_PROBLEM REQUIREMENTS_:
All records are to be retyped faithfully and completely.

↓

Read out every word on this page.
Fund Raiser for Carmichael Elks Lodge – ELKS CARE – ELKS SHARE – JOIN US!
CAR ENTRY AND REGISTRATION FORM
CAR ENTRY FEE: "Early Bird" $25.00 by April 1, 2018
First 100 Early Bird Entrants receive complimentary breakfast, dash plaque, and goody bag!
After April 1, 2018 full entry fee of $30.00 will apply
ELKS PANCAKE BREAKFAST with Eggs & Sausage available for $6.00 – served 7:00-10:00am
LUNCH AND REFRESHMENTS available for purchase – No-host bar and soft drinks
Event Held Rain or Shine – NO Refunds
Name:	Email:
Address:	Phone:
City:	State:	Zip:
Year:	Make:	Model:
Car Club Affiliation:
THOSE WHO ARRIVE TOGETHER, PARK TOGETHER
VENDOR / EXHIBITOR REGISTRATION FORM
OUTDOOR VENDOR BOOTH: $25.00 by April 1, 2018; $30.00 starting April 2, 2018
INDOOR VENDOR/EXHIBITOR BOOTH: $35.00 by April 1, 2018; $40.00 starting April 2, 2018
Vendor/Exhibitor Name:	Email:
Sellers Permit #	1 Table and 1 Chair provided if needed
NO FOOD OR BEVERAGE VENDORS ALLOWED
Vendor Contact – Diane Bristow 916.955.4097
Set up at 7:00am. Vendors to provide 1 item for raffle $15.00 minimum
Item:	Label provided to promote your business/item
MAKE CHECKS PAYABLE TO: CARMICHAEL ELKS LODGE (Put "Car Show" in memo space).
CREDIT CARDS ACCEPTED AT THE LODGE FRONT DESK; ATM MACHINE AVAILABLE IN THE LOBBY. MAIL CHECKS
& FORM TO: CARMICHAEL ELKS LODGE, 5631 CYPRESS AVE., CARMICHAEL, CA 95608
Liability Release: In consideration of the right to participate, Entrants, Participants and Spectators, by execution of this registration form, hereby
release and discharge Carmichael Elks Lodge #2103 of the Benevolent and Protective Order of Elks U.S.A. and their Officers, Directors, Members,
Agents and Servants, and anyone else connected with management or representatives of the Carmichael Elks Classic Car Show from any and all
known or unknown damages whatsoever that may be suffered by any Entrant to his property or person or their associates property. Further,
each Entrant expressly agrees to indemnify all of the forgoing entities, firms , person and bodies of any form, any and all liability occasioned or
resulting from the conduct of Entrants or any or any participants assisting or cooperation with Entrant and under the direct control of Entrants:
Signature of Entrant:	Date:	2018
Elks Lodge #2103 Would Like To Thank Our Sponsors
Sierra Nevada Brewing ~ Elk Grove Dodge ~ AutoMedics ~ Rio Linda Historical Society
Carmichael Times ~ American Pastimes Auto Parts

↑

_WRITTEN ANSWER_:
Read out every word on this page.
Fund Raiser for Carmichael Elks Lodge – ELKS CARE – ELKS SHARE – JOIN US!
CAR ENTRY AND REGISTRATION FORM
CAR ENTRY FEE: "Early Bird" $25.00 by April 1, 2018
First 100 Early Bird Entrants receive complimentary breakfast, dash plaque, and goody bag!
After April 1, 2018 full entry fee of $30.00 will apply
ELKS PANCAKE BREAKFAST with Eggs & Sausage available for $6.00 – served 7:00-10:00am
LUNCH AND REFRESHMENTS available for purchase – No-host bar and soft drinks
Event Held Rain or Shine – NO Refunds
Name:	Email:
Address:	Phone:
City:	State:	Zip:
Year:	Make:	Model:
Car Club Affiliation:
THOSE WHO ARRIVE TOGETHER, PARK TOGETHER
VENDOR / EXHIBITOR REGISTRATION FORM
OUTDOOR VENDOR BOOTH: $25.00 by April 1, 2018; $30.00 starting April 2, 2018
INDOOR VENDOR/EXHIBITOR BOOTH: $35.00 by April 1, 2018; $40.00 starting April 2, 2018
Vendor/Exhibitor Name:	Email:
Sellers Permit #	1 Table and 1 Chair provided if needed
NO FOOD OR BEVERAGE VENDORS ALLOWED
Vendor Contact – Diane Bristow 916.955.4097
Set up at 7:00am. Vendors to provide 1 item for raffle $15.00 minimum
Item:	Label provided to promote your business/item
MAKE CHECKS PAYABLE TO: CARMICHAEL ELKS LODGE (Put "Car Show" in memo space).
CREDIT CARDS ACCEPTED AT THE LODGE FRONT DESK; ATM MACHINE AVAILABLE IN THE LOBBY. MAIL CHECKS
& FORM TO: CARMICHAEL ELKS LODGE, 5631 CYPRESS AVE., CARMICHAEL, CA 95608
Liability Release: In consideration of the right to participate, Entrants, Participants and Spectators, by execution of this registration form, hereby
release and discharge Carmichael Elks Lodge #2103 of the Benevolent and Protective Order of Elks U.S.A. and their Officers, Directors, Members,
Agents and Servants, and anyone else connected with management or representatives of the Carmichael Elks Classic Car Show from any and all
known or unknown damages whatsoever that may be suffered by any Entrant to his property or person or their associates property. Further,
each Entrant expressly agrees to indemnify all of the forgoing entities, firms , person and bodies of any form, any and all liability occasioned or
resulting from the conduct of Entrants or any or any participants assisting or cooperation with Entrant and under the direct control of Entrants:
Signature of Entrant:	Date:	2018
Elks Lodge #2103 Would Like To Thank Our Sponsors
Sierra Nevada Brewing ~ Elk Grove Dodge ~ AutoMedics ~ Rio Linda Historical Society
Carmichael Times ~ American Pastimes Auto Parts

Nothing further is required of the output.